WHAT THE TASK ASKS —
Copy each line in which the string "Sport" occurs.

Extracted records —
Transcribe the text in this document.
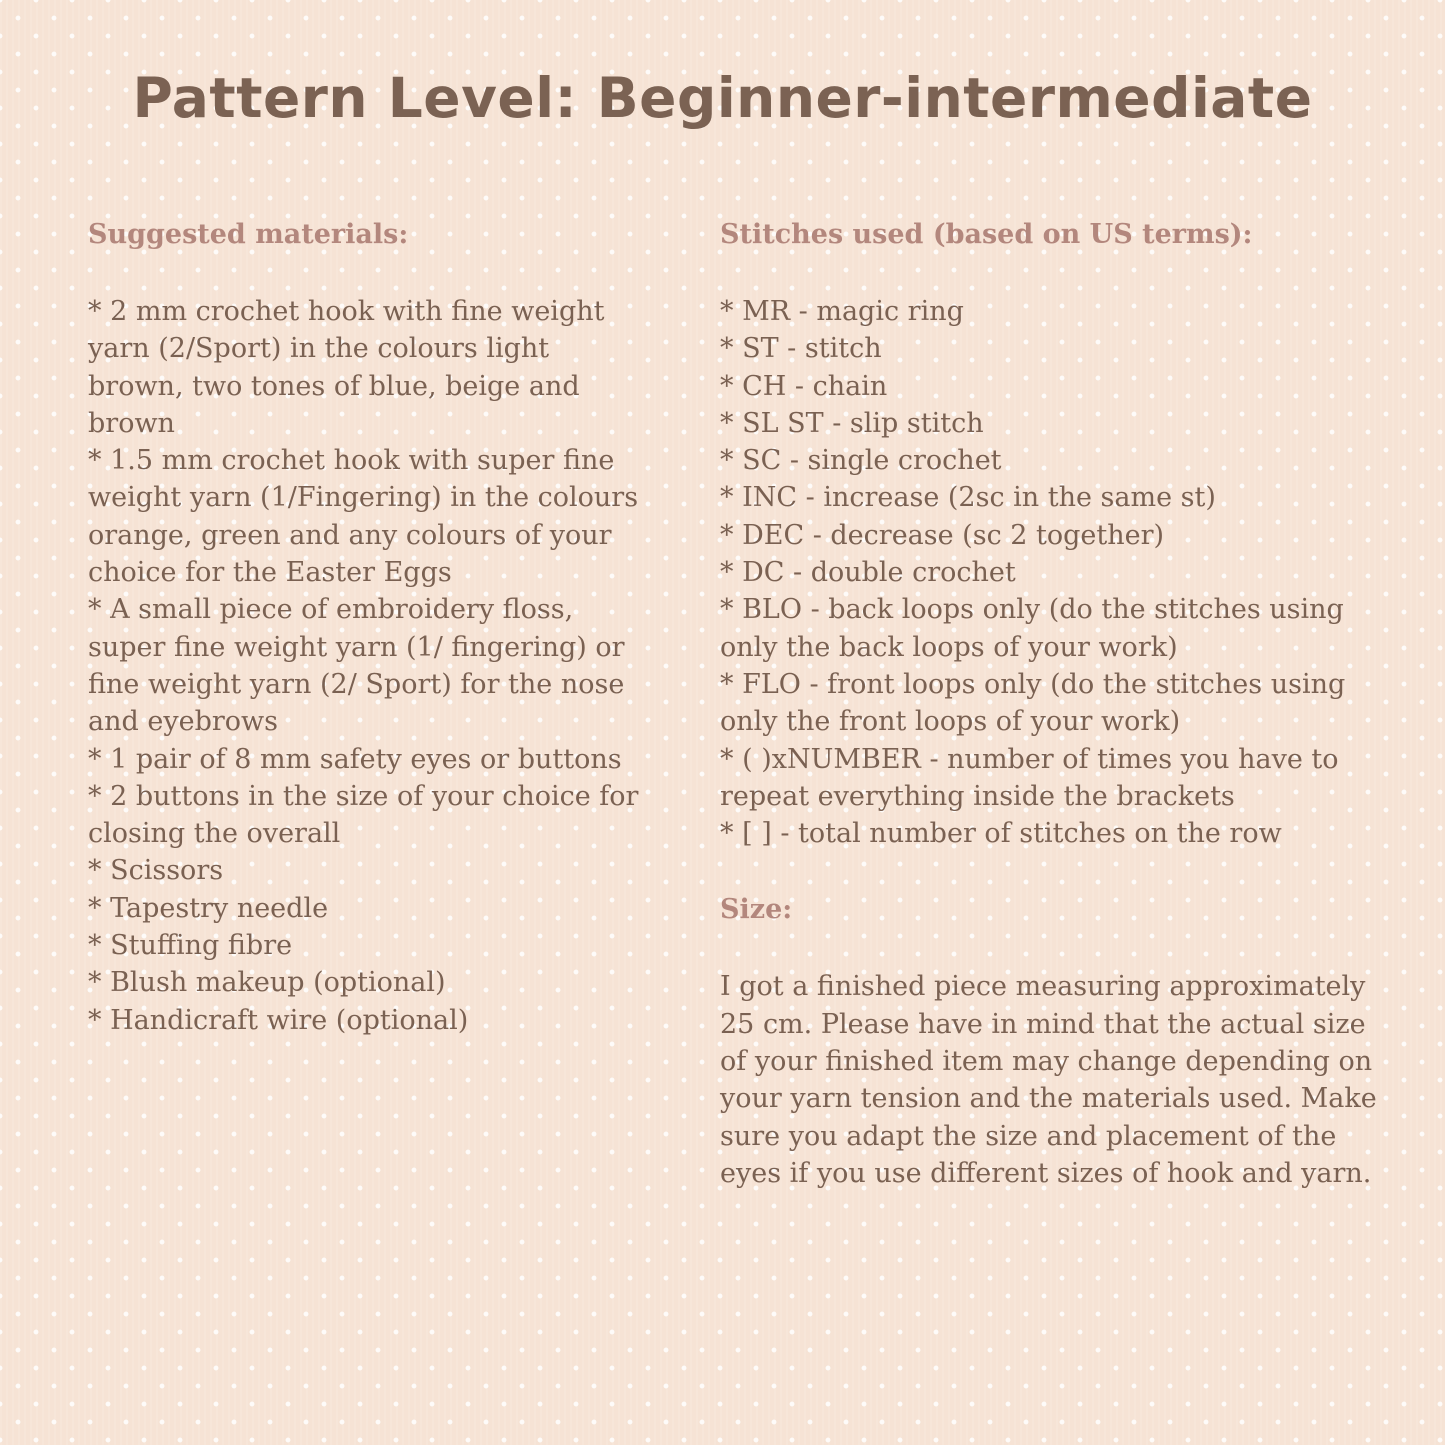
Pattern Level: Beginner-intermediate
Suggested materials:
* 2 mm crochet hook with fine weight yarn (2/Sport) in the colours light brown, two tones of blue, beige and brown
* 1.5 mm crochet hook with super fine weight yarn (1/Fingering) in the colours orange, green and any colours of your choice for the Easter Eggs
* A small piece of embroidery floss, super fine weight yarn (1/ fingering) or fine weight yarn (2/ Sport) for the nose and eyebrows
* 1 pair of 8 mm safety eyes or buttons
* 2 buttons in the size of your choice for closing the overall
* Scissors
* Tapestry needle
* Stuffing fibre
* Blush makeup (optional)
* Handicraft wire (optional)
Stitches used (based on US terms):
* MR - magic ring
* ST - stitch
* CH - chain
* SL ST - slip stitch
* SC - single crochet
* INC - increase (2sc in the same st)
* DEC - decrease (sc 2 together)
* DC - double crochet
* BLO - back loops only (do the stitches using only the back loops of your work)
* FLO - front loops only (do the stitches using only the front loops of your work)
* ( )xNUMBER - number of times you have to repeat everything inside the brackets
* [ ] - total number of stitches on the row
Size:

I got a finished piece measuring approximately 25 cm. Please have in mind that the actual size of your finished item may change depending on your yarn tension and the materials used. Make sure you adapt the size and placement of the eyes if you use different sizes of hook and yarn.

RESULT —
* 2 mm crochet hook with fine weight yarn (2/Sport) in the colours light brown, two tones of blue, beige and brown
* A small piece of embroidery floss, super fine weight yarn (1/ fingering) or fine weight yarn (2/ Sport) for the nose and eyebrows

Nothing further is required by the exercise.